Sift the listing for lines that hold the string "name" and pull them out.

● **Working data**
━━━
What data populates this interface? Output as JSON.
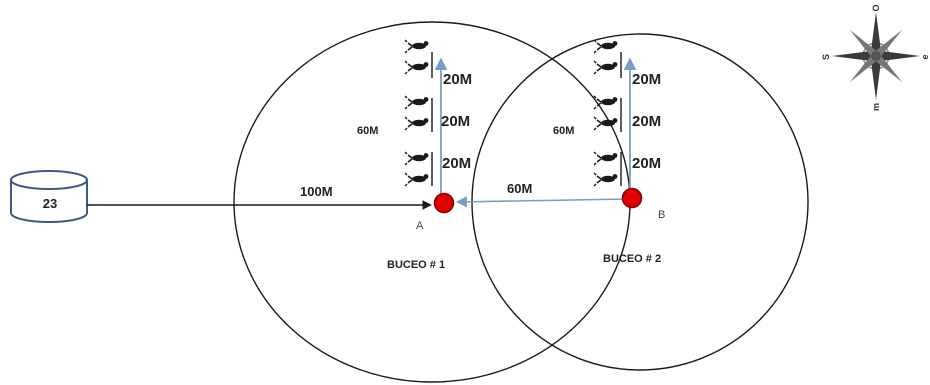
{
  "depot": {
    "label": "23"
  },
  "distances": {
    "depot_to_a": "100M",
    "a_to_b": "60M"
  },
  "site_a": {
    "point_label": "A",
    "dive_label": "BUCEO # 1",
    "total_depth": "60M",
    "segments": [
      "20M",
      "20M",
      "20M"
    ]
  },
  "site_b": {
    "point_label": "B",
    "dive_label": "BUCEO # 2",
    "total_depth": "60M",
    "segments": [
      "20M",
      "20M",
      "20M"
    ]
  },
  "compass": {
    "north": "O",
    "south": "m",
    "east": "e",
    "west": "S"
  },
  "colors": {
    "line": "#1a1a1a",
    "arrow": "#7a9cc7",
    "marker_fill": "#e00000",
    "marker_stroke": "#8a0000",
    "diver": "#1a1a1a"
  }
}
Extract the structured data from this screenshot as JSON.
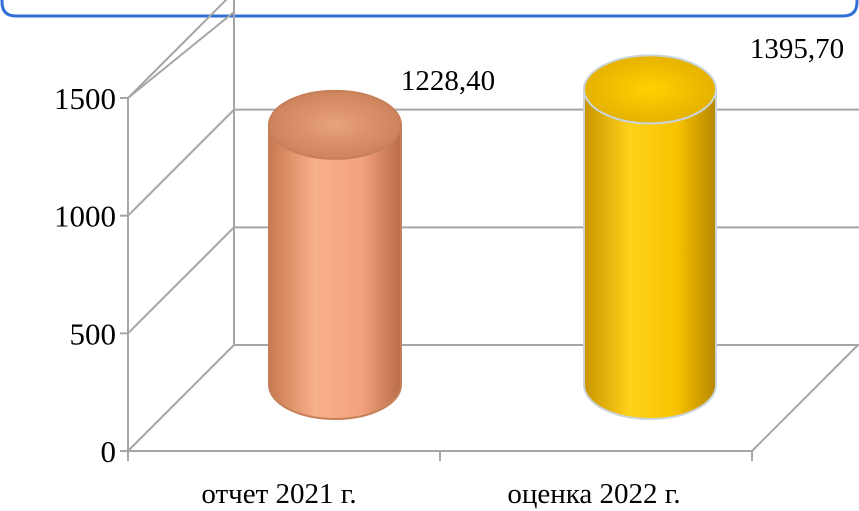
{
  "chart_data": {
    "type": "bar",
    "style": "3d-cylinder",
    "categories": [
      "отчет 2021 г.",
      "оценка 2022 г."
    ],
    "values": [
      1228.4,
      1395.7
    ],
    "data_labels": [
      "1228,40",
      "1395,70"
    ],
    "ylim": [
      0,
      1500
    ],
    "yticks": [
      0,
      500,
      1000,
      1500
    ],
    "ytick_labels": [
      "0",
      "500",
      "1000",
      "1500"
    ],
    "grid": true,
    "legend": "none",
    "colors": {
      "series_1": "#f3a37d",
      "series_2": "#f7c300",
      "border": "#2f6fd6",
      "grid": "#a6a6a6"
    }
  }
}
━━━
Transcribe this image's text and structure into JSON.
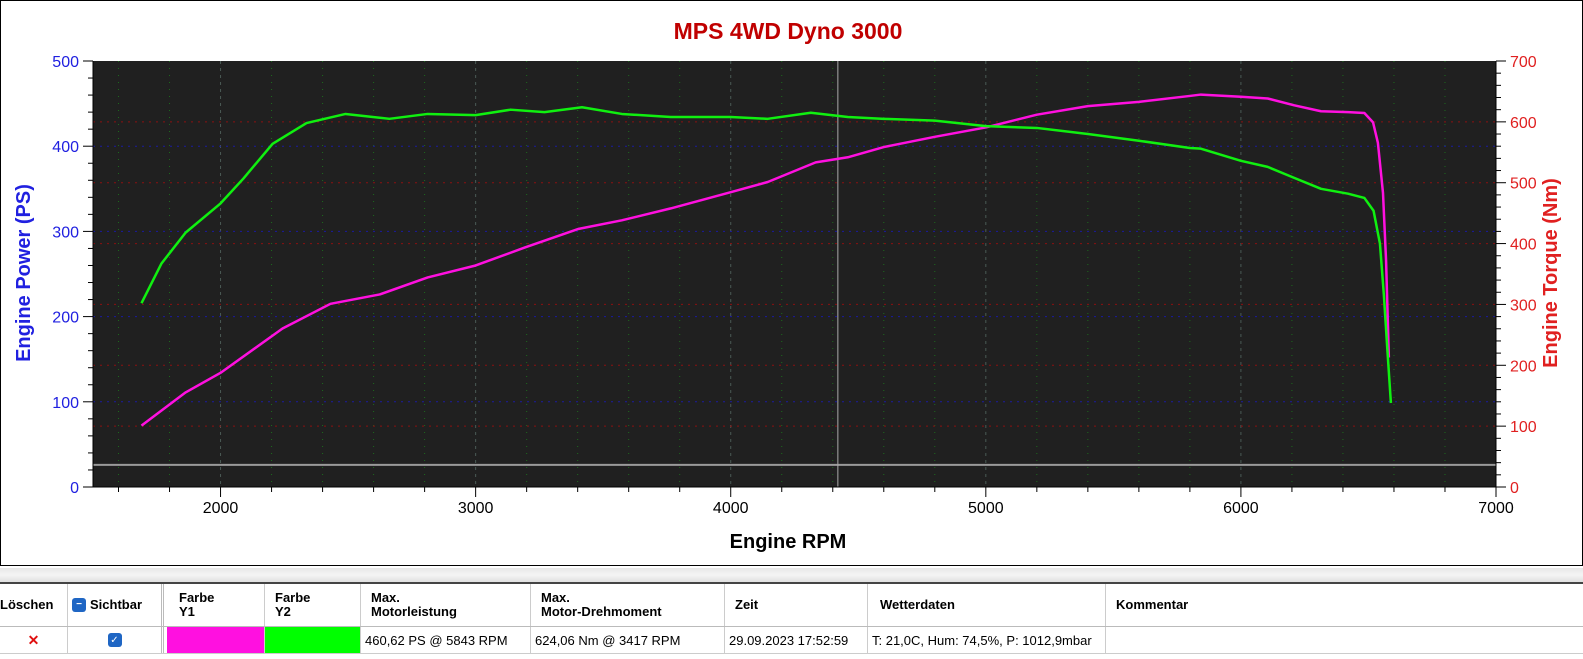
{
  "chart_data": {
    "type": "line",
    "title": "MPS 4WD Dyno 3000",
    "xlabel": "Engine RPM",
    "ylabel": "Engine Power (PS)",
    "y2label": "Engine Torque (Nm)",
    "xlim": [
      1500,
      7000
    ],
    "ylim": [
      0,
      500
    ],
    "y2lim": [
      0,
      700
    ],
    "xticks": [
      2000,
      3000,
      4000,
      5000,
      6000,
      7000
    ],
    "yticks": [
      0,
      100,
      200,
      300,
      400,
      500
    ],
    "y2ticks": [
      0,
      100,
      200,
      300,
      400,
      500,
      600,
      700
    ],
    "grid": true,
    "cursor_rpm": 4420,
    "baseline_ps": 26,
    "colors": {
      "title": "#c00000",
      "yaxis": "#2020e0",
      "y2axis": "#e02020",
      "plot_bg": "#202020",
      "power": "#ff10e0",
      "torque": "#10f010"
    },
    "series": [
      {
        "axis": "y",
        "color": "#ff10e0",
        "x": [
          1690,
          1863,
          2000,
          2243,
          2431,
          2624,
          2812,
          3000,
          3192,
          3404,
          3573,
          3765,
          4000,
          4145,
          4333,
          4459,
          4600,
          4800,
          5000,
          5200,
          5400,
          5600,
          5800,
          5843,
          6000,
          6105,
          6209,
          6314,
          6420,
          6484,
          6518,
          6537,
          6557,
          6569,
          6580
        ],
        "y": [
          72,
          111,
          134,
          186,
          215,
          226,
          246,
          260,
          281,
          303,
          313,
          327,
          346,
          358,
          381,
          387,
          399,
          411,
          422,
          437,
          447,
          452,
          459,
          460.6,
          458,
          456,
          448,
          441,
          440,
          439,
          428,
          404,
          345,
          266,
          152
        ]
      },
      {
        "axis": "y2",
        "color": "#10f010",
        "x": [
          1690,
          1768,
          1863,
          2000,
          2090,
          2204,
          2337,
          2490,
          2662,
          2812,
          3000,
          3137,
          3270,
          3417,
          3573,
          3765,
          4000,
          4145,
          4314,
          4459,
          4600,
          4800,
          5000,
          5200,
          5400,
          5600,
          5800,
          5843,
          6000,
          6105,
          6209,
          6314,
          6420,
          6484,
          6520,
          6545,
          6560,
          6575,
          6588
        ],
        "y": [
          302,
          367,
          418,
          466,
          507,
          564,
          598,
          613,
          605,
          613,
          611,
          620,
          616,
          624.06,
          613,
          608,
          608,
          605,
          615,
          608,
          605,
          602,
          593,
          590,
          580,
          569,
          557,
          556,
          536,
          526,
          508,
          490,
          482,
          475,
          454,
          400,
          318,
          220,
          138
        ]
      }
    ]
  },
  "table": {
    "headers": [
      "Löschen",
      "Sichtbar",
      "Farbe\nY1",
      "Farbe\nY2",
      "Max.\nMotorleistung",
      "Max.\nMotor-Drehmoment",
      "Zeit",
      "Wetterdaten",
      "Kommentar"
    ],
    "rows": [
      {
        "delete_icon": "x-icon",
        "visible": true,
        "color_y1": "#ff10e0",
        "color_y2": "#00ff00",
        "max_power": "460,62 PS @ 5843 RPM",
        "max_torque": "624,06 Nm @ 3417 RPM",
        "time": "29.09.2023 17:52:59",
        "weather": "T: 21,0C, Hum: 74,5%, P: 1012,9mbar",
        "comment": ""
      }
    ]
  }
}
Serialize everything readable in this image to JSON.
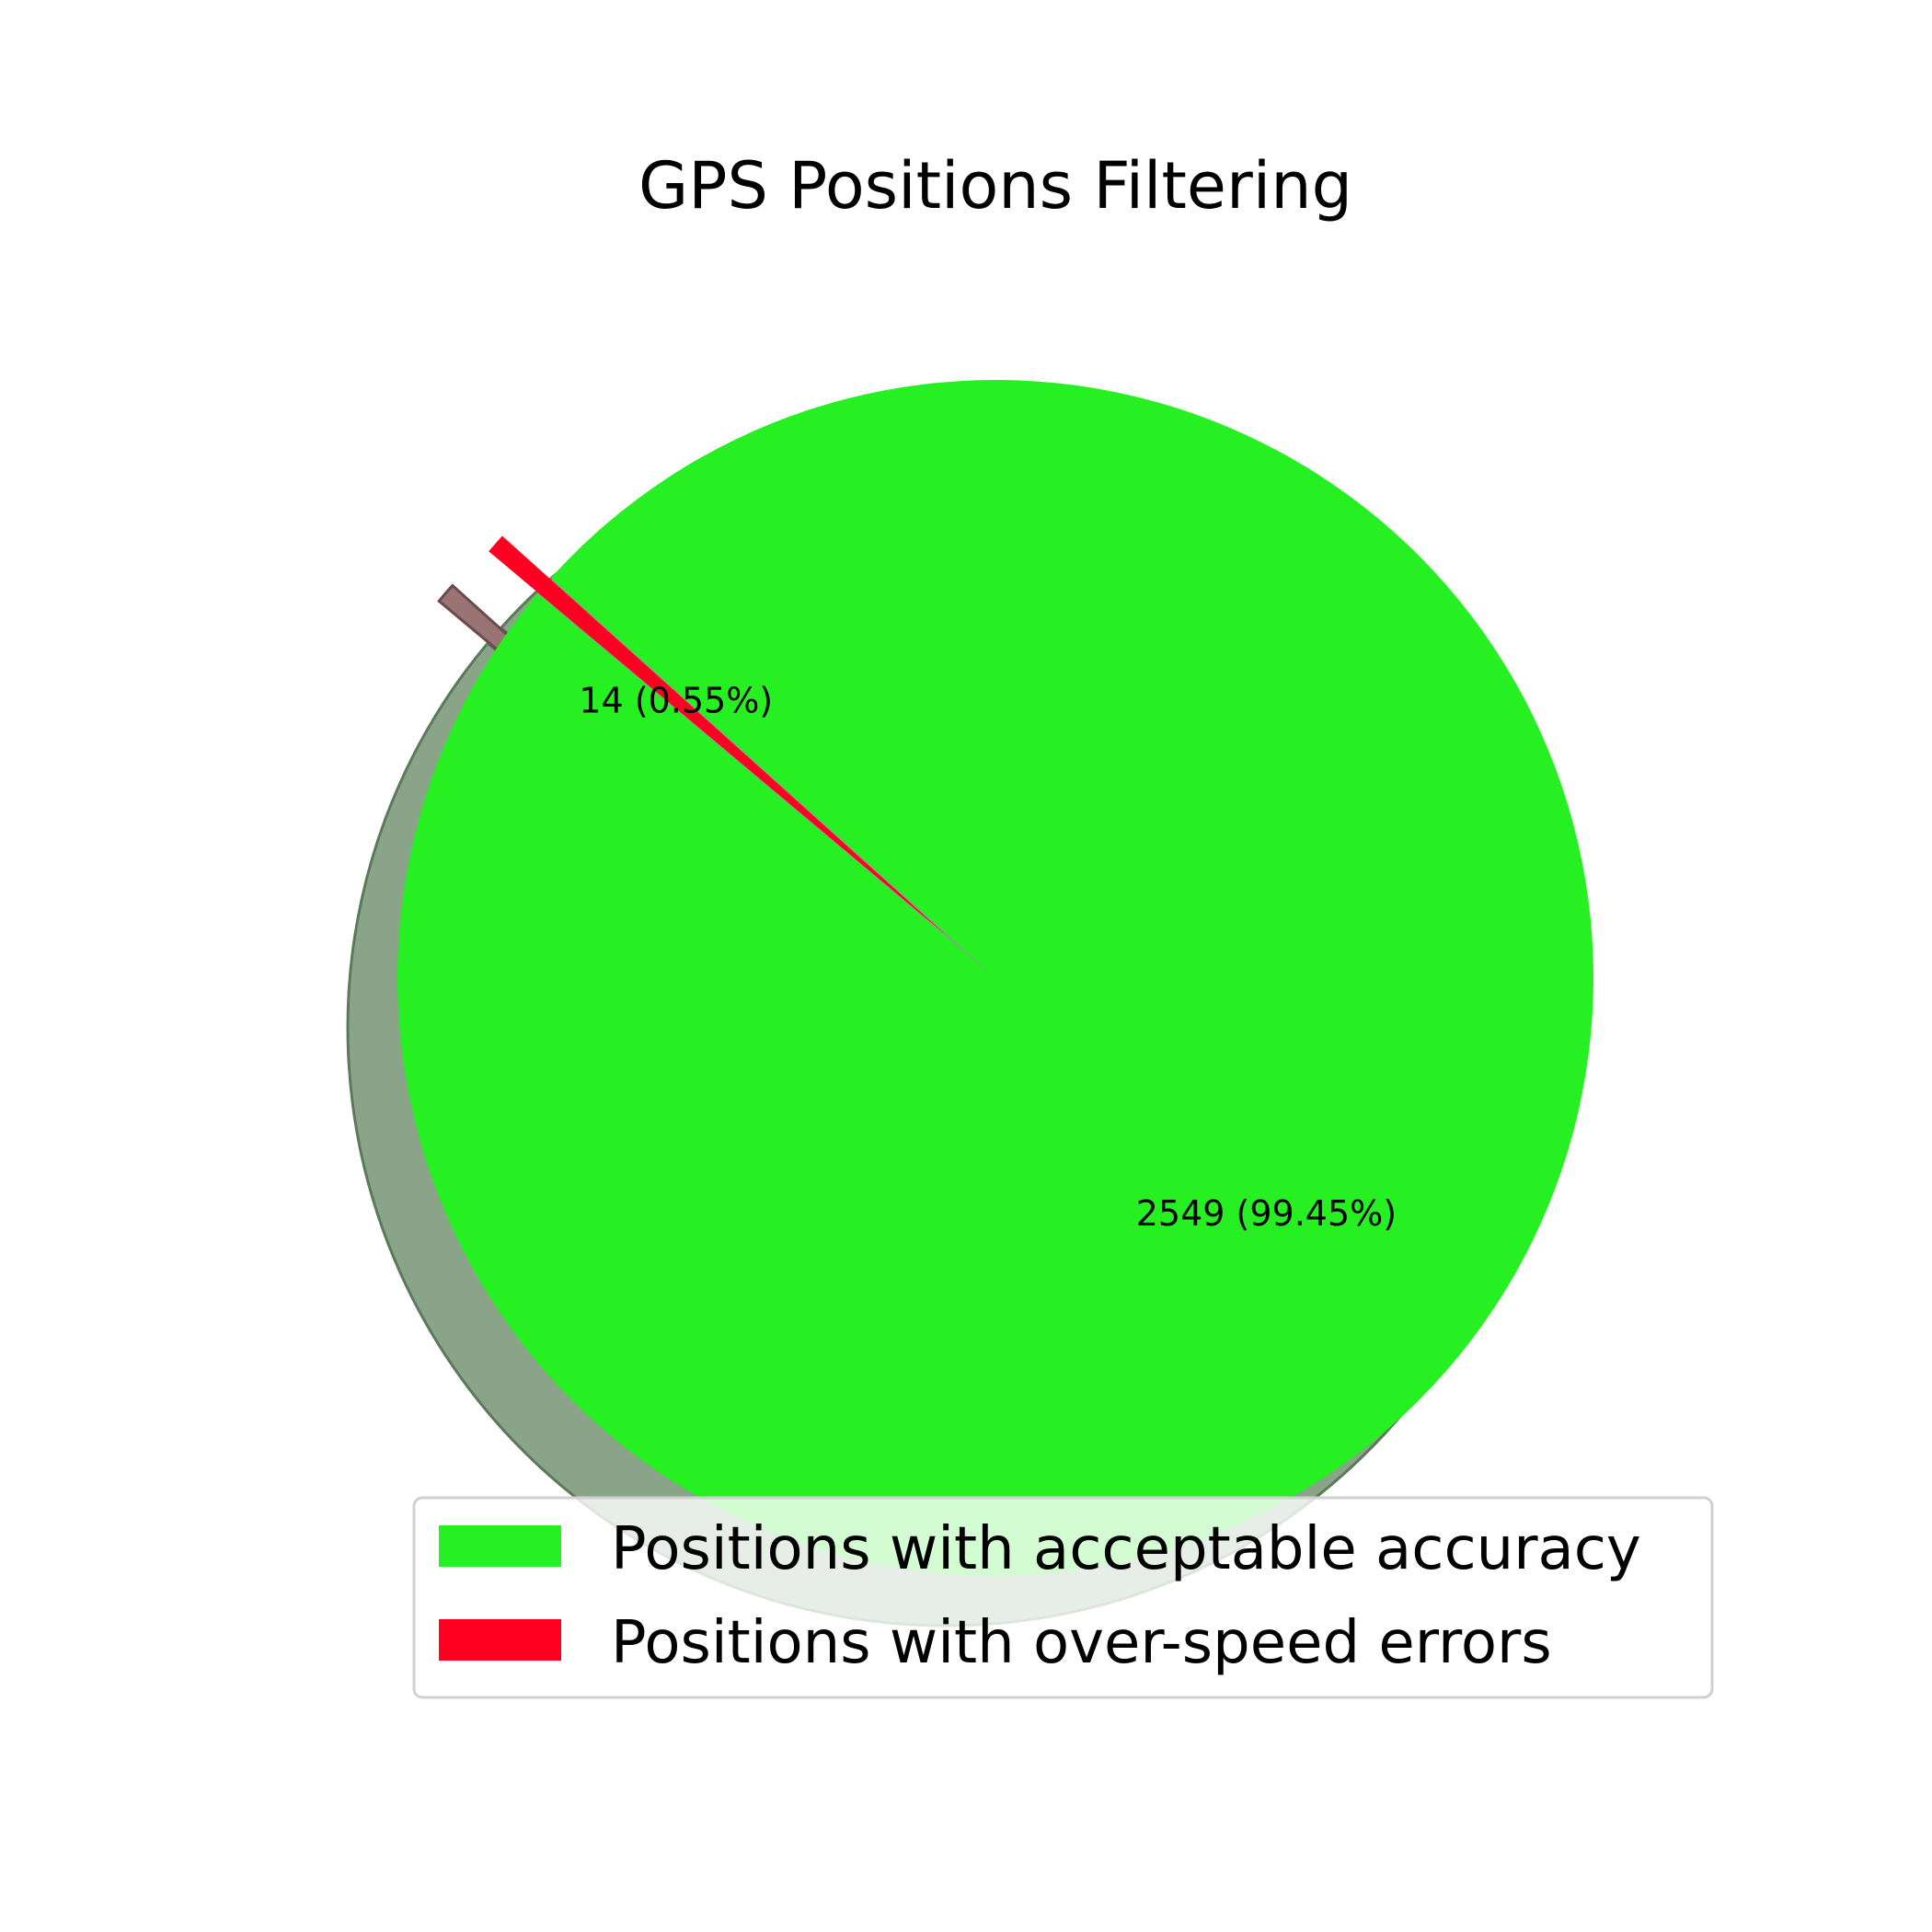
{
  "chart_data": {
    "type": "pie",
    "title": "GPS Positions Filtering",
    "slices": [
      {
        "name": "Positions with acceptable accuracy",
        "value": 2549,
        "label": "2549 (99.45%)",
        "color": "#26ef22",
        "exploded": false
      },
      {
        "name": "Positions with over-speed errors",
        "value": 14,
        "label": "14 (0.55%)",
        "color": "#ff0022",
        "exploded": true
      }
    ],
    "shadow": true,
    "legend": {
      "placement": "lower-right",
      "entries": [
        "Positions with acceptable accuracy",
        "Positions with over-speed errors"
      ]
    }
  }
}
━━━
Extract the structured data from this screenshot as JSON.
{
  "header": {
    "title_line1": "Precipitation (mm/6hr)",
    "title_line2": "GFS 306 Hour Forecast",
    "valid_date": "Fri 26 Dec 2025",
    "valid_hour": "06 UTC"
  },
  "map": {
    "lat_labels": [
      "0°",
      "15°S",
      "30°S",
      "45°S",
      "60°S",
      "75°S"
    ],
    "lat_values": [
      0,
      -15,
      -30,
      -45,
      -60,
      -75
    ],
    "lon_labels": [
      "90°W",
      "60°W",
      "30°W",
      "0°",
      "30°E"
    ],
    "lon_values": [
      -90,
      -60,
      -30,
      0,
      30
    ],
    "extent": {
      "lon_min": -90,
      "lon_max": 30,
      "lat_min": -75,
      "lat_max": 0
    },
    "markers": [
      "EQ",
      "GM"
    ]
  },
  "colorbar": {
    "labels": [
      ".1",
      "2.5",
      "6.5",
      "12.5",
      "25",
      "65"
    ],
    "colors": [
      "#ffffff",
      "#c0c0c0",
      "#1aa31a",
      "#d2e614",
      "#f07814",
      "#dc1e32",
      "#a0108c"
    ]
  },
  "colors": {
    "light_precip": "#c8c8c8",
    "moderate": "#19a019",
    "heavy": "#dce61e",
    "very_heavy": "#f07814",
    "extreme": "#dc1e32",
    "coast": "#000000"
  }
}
━━━
● **Written answer**
        "name": "Positions with acceptable accuracy",
        "name": "Positions with over-speed errors",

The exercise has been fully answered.